─── DATA PROVIDED
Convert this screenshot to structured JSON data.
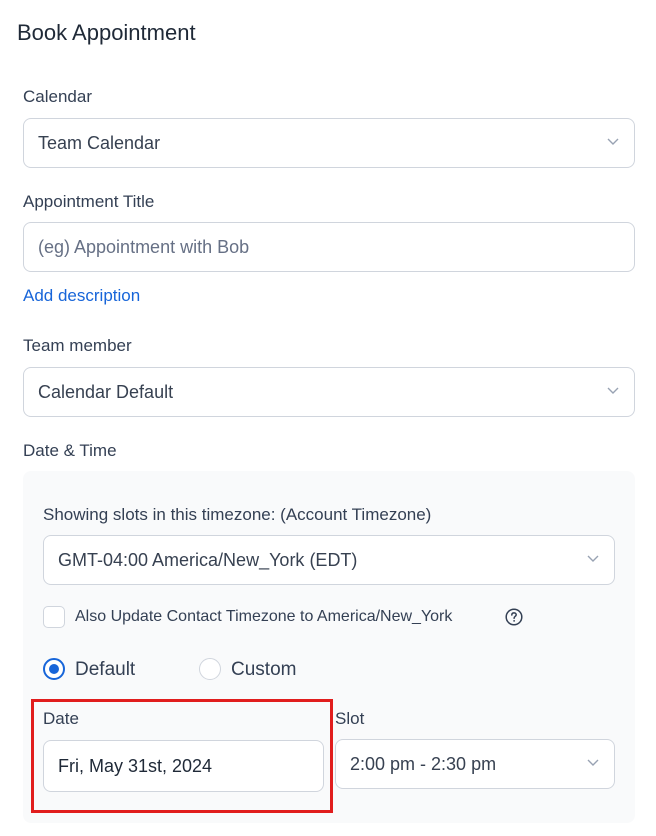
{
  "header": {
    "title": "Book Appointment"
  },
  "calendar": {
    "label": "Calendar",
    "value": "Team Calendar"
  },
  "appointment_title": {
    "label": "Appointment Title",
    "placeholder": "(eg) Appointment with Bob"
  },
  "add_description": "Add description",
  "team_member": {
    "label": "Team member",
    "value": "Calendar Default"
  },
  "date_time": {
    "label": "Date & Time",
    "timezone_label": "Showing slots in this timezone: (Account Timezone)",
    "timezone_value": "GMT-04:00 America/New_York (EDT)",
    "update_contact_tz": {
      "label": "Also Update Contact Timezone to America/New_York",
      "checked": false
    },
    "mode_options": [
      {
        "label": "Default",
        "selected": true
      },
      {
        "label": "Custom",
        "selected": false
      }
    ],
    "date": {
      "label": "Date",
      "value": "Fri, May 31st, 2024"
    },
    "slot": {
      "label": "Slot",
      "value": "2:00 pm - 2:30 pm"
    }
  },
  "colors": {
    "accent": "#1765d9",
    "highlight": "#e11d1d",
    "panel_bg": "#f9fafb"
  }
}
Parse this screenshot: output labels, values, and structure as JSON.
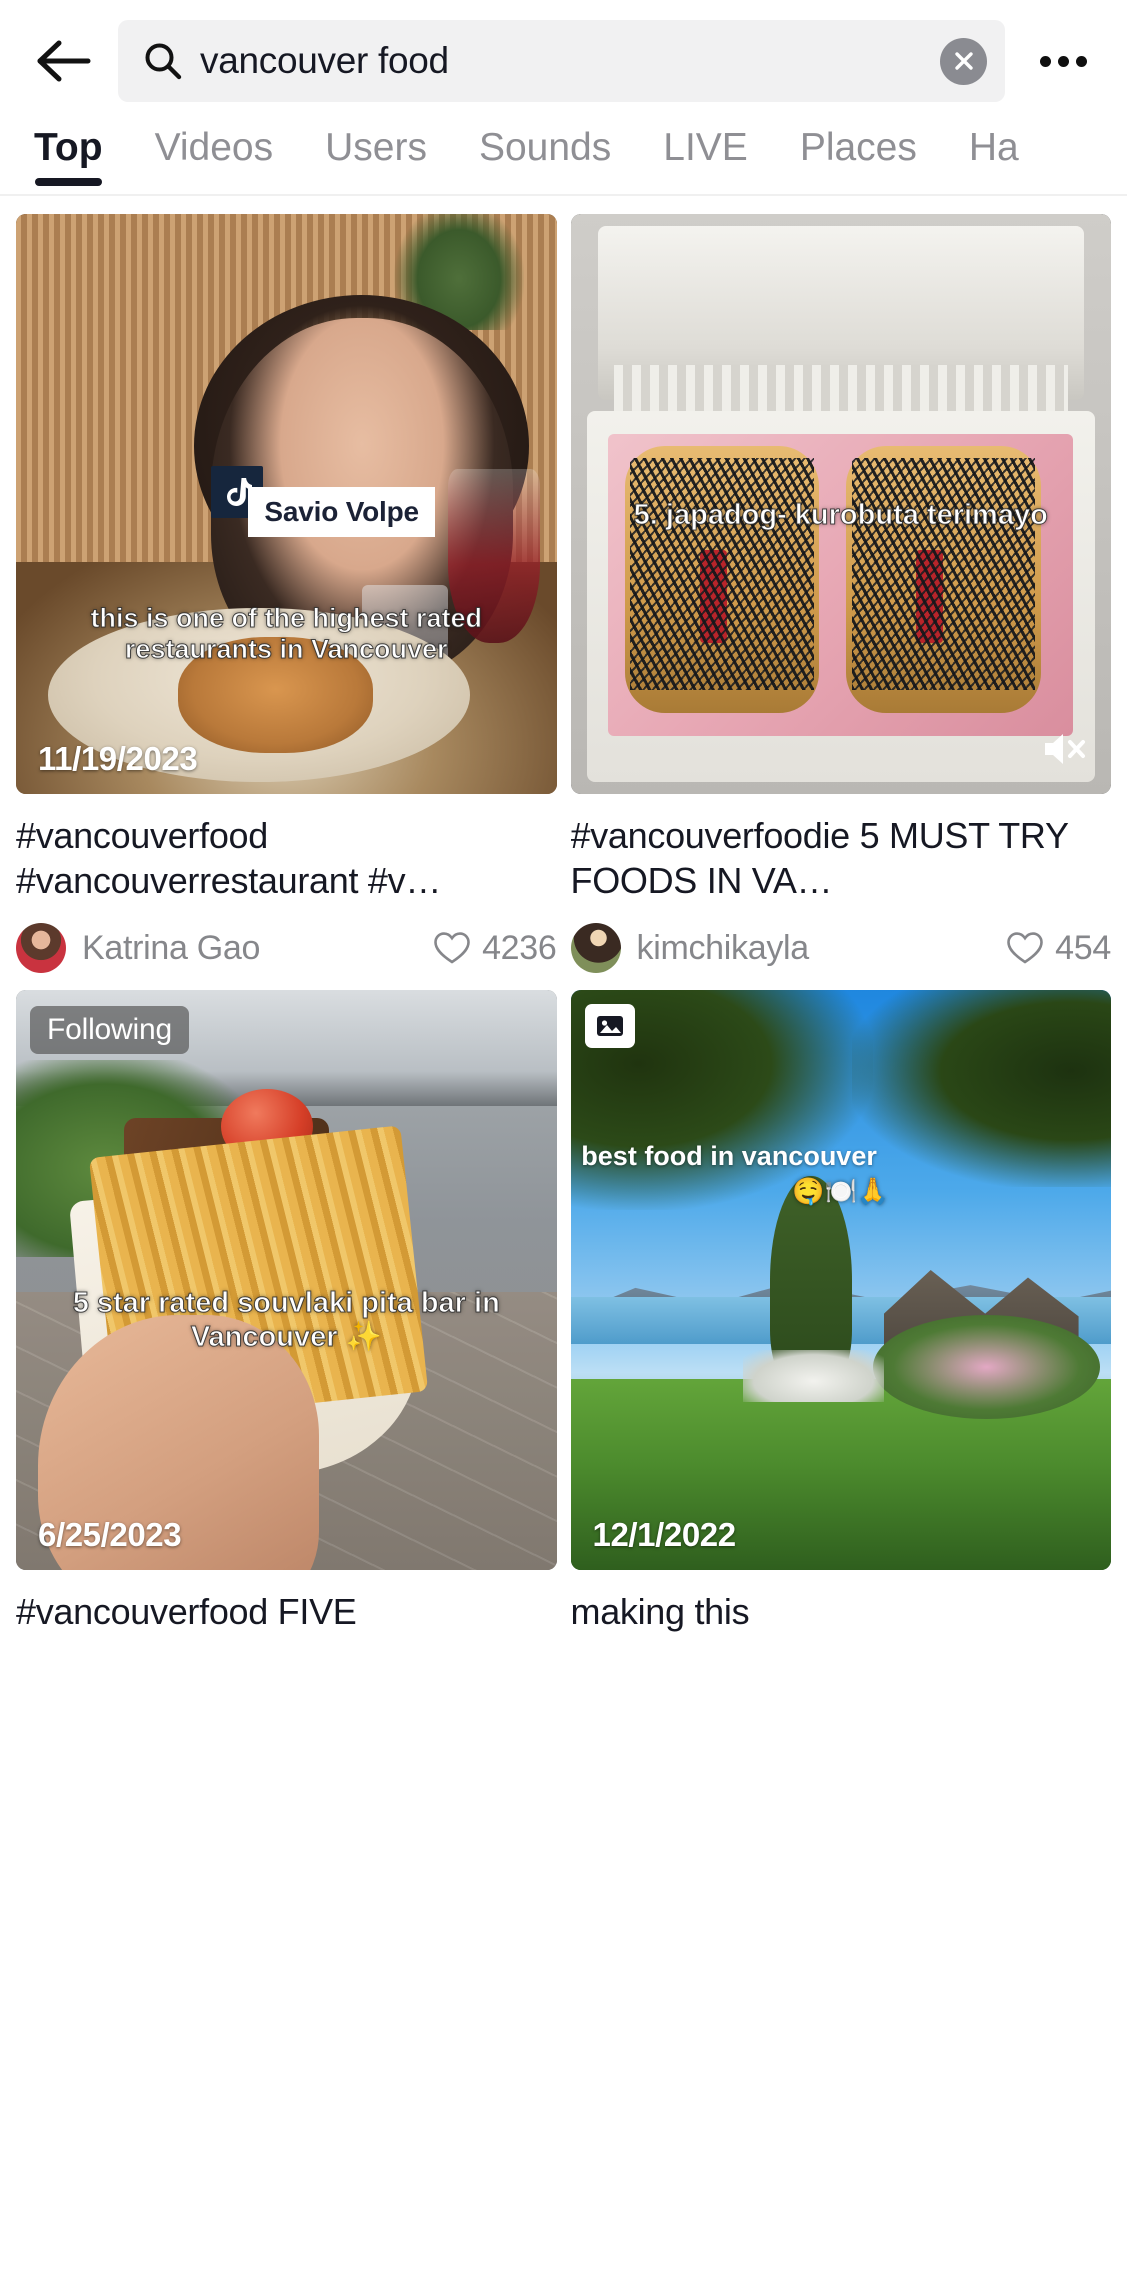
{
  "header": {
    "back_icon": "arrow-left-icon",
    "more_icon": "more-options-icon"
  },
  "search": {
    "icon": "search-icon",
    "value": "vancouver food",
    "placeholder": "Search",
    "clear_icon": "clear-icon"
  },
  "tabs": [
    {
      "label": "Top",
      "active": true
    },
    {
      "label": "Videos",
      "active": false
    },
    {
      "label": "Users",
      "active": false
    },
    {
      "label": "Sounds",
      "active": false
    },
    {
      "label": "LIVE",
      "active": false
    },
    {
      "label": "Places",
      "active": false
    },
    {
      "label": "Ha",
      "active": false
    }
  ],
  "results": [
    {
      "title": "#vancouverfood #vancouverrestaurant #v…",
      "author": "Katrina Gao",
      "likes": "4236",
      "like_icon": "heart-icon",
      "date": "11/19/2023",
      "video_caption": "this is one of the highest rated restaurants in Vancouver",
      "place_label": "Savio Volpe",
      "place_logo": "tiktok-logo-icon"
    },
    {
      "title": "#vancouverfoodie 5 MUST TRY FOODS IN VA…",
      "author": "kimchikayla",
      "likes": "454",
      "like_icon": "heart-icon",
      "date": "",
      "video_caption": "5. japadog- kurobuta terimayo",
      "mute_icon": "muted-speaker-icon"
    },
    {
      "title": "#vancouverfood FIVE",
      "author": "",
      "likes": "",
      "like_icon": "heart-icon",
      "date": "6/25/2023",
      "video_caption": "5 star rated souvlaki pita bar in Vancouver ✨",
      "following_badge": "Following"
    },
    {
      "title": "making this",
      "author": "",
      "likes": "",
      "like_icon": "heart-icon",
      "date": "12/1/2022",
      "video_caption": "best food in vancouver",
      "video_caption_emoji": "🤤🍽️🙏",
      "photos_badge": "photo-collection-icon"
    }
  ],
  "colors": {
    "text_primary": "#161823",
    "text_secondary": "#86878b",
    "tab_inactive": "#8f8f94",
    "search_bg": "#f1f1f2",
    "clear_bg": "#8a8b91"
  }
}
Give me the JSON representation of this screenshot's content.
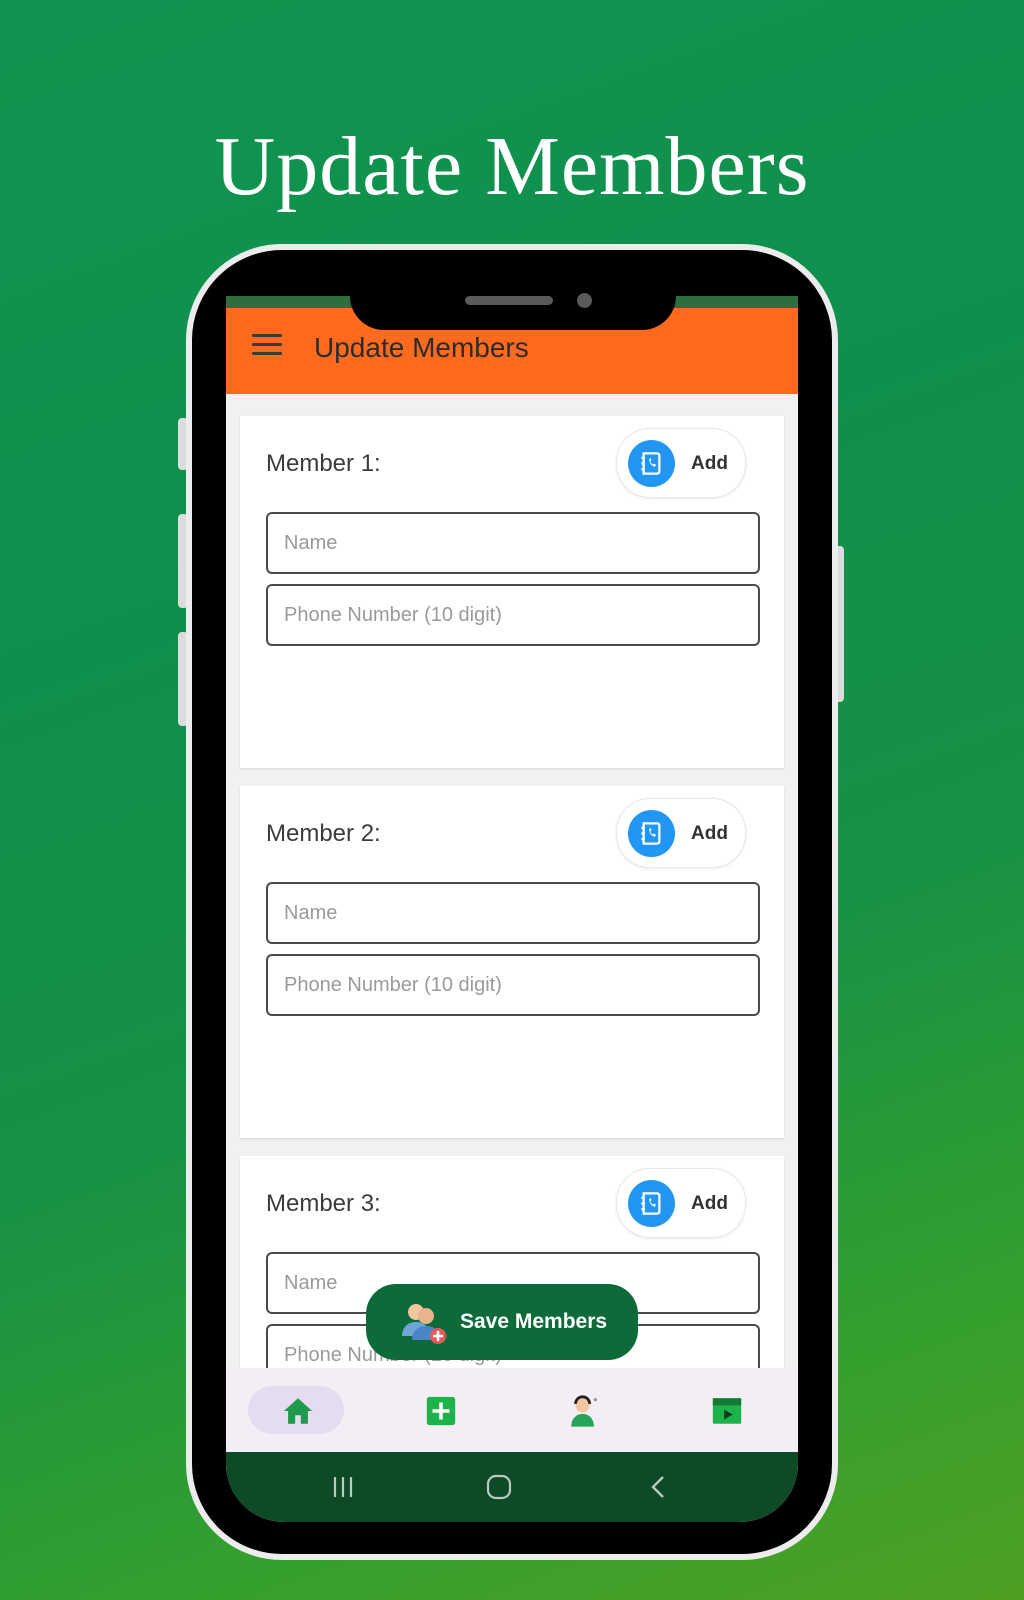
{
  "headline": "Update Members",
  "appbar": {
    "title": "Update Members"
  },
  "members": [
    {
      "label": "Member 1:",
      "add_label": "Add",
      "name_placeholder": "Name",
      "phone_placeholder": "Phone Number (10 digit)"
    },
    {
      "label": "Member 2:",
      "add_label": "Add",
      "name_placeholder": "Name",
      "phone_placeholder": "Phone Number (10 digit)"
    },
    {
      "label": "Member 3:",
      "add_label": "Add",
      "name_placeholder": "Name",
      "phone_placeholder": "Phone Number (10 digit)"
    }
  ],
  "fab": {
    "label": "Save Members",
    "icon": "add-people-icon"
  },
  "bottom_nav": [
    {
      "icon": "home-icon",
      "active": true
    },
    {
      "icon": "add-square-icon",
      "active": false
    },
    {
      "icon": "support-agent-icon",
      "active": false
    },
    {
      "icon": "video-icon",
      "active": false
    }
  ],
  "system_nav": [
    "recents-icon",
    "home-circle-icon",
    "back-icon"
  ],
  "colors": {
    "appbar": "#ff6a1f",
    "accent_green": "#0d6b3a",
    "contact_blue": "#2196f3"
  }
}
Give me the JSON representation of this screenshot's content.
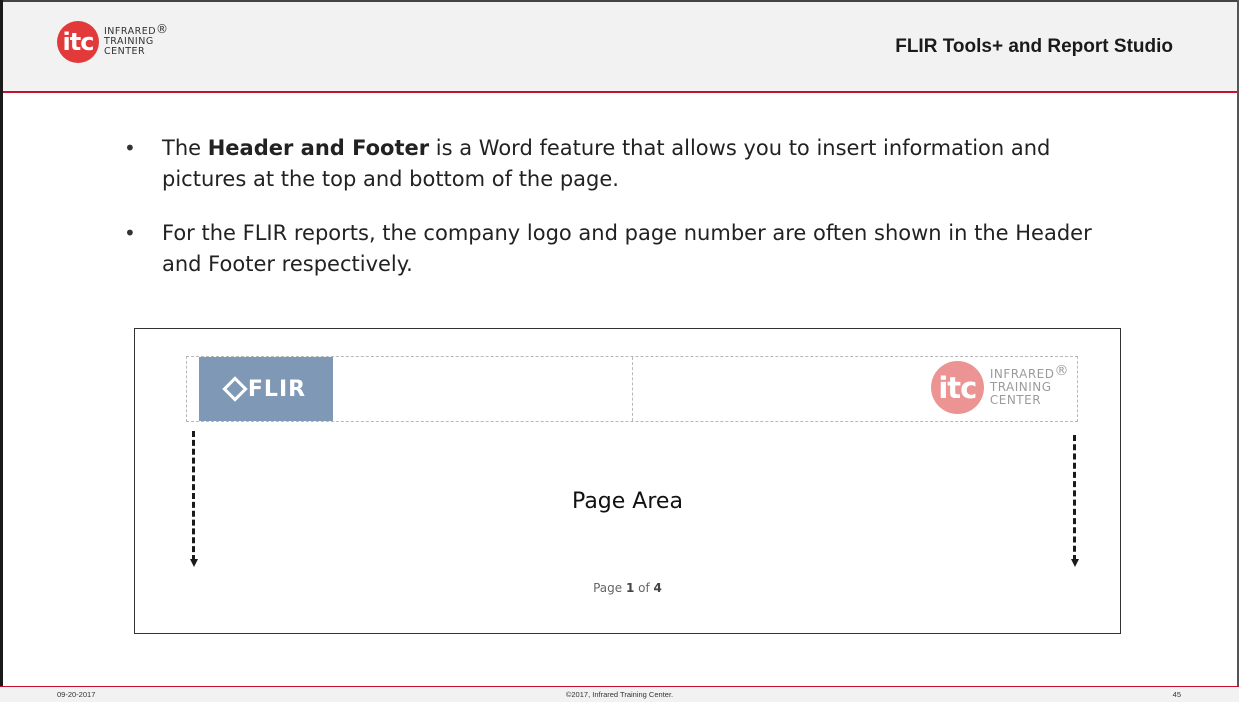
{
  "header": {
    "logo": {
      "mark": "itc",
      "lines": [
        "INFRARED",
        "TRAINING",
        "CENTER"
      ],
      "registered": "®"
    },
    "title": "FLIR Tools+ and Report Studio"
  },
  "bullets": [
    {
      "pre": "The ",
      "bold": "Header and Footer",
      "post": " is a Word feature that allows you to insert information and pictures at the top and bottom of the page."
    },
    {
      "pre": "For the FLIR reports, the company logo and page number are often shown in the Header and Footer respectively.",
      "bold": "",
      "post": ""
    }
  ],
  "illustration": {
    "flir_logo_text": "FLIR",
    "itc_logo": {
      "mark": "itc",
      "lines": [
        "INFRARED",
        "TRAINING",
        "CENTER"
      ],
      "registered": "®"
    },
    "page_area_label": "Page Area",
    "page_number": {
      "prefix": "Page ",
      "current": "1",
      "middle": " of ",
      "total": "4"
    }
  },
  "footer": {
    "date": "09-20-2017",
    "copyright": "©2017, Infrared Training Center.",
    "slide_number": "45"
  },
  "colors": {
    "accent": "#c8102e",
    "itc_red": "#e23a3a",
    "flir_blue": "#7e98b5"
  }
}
──────
DESCRIPTION OF THE TASK
Quote the material exactly. Pictures stay out.

WRITTEN ANSWER
Convert this screenshot to structured JSON data.
{
  "header": {
    "title": "Book Appointment"
  },
  "calendar": {
    "label": "Calendar",
    "value": "Team Calendar"
  },
  "appointment_title": {
    "label": "Appointment Title",
    "placeholder": "(eg) Appointment with Bob"
  },
  "add_description": "Add description",
  "team_member": {
    "label": "Team member",
    "value": "Calendar Default"
  },
  "date_time": {
    "label": "Date & Time",
    "timezone_label": "Showing slots in this timezone: (Account Timezone)",
    "timezone_value": "GMT-04:00 America/New_York (EDT)",
    "update_contact_tz": {
      "label": "Also Update Contact Timezone to America/New_York",
      "checked": false
    },
    "mode_options": [
      {
        "label": "Default",
        "selected": true
      },
      {
        "label": "Custom",
        "selected": false
      }
    ],
    "date": {
      "label": "Date",
      "value": "Fri, May 31st, 2024"
    },
    "slot": {
      "label": "Slot",
      "value": "2:00 pm - 2:30 pm"
    }
  },
  "colors": {
    "accent": "#1765d9",
    "highlight": "#e11d1d",
    "panel_bg": "#f9fafb"
  }
}
Parse this screenshot: output labels, values, and structure as JSON.
{
  "header": {
    "back_icon": "arrow-left-icon",
    "more_icon": "more-options-icon"
  },
  "search": {
    "icon": "search-icon",
    "value": "vancouver food",
    "placeholder": "Search",
    "clear_icon": "clear-icon"
  },
  "tabs": [
    {
      "label": "Top",
      "active": true
    },
    {
      "label": "Videos",
      "active": false
    },
    {
      "label": "Users",
      "active": false
    },
    {
      "label": "Sounds",
      "active": false
    },
    {
      "label": "LIVE",
      "active": false
    },
    {
      "label": "Places",
      "active": false
    },
    {
      "label": "Ha",
      "active": false
    }
  ],
  "results": [
    {
      "title": "#vancouverfood #vancouverrestaurant #v…",
      "author": "Katrina Gao",
      "likes": "4236",
      "like_icon": "heart-icon",
      "date": "11/19/2023",
      "video_caption": "this is one of the highest rated restaurants in Vancouver",
      "place_label": "Savio Volpe",
      "place_logo": "tiktok-logo-icon"
    },
    {
      "title": "#vancouverfoodie 5 MUST TRY FOODS IN VA…",
      "author": "kimchikayla",
      "likes": "454",
      "like_icon": "heart-icon",
      "date": "",
      "video_caption": "5. japadog- kurobuta terimayo",
      "mute_icon": "muted-speaker-icon"
    },
    {
      "title": "#vancouverfood FIVE",
      "author": "",
      "likes": "",
      "like_icon": "heart-icon",
      "date": "6/25/2023",
      "video_caption": "5 star rated souvlaki pita bar in Vancouver ✨",
      "following_badge": "Following"
    },
    {
      "title": "making this",
      "author": "",
      "likes": "",
      "like_icon": "heart-icon",
      "date": "12/1/2022",
      "video_caption": "best food in vancouver",
      "video_caption_emoji": "🤤🍽️🙏",
      "photos_badge": "photo-collection-icon"
    }
  ],
  "colors": {
    "text_primary": "#161823",
    "text_secondary": "#86878b",
    "tab_inactive": "#8f8f94",
    "search_bg": "#f1f1f2",
    "clear_bg": "#8a8b91"
  }
}
Give me the JSON representation of this screenshot's content.
{
  "headline": "Update Members",
  "appbar": {
    "title": "Update Members"
  },
  "members": [
    {
      "label": "Member 1:",
      "add_label": "Add",
      "name_placeholder": "Name",
      "phone_placeholder": "Phone Number (10 digit)"
    },
    {
      "label": "Member 2:",
      "add_label": "Add",
      "name_placeholder": "Name",
      "phone_placeholder": "Phone Number (10 digit)"
    },
    {
      "label": "Member 3:",
      "add_label": "Add",
      "name_placeholder": "Name",
      "phone_placeholder": "Phone Number (10 digit)"
    }
  ],
  "fab": {
    "label": "Save Members",
    "icon": "add-people-icon"
  },
  "bottom_nav": [
    {
      "icon": "home-icon",
      "active": true
    },
    {
      "icon": "add-square-icon",
      "active": false
    },
    {
      "icon": "support-agent-icon",
      "active": false
    },
    {
      "icon": "video-icon",
      "active": false
    }
  ],
  "system_nav": [
    "recents-icon",
    "home-circle-icon",
    "back-icon"
  ],
  "colors": {
    "appbar": "#ff6a1f",
    "accent_green": "#0d6b3a",
    "contact_blue": "#2196f3"
  }
}
Give me the JSON representation of this screenshot's content.
{
  "header": {
    "logo": {
      "mark": "itc",
      "lines": [
        "INFRARED",
        "TRAINING",
        "CENTER"
      ],
      "registered": "®"
    },
    "title": "FLIR Tools+ and Report Studio"
  },
  "bullets": [
    {
      "pre": "The ",
      "bold": "Header and Footer",
      "post": " is a Word feature that allows you to insert information and pictures at the top and bottom of the page."
    },
    {
      "pre": "For the FLIR reports, the company logo and page number are often shown in the Header and Footer respectively.",
      "bold": "",
      "post": ""
    }
  ],
  "illustration": {
    "flir_logo_text": "FLIR",
    "itc_logo": {
      "mark": "itc",
      "lines": [
        "INFRARED",
        "TRAINING",
        "CENTER"
      ],
      "registered": "®"
    },
    "page_area_label": "Page Area",
    "page_number": {
      "prefix": "Page ",
      "current": "1",
      "middle": " of ",
      "total": "4"
    }
  },
  "footer": {
    "date": "09-20-2017",
    "copyright": "©2017, Infrared Training Center.",
    "slide_number": "45"
  },
  "colors": {
    "accent": "#c8102e",
    "itc_red": "#e23a3a",
    "flir_blue": "#7e98b5"
  }
}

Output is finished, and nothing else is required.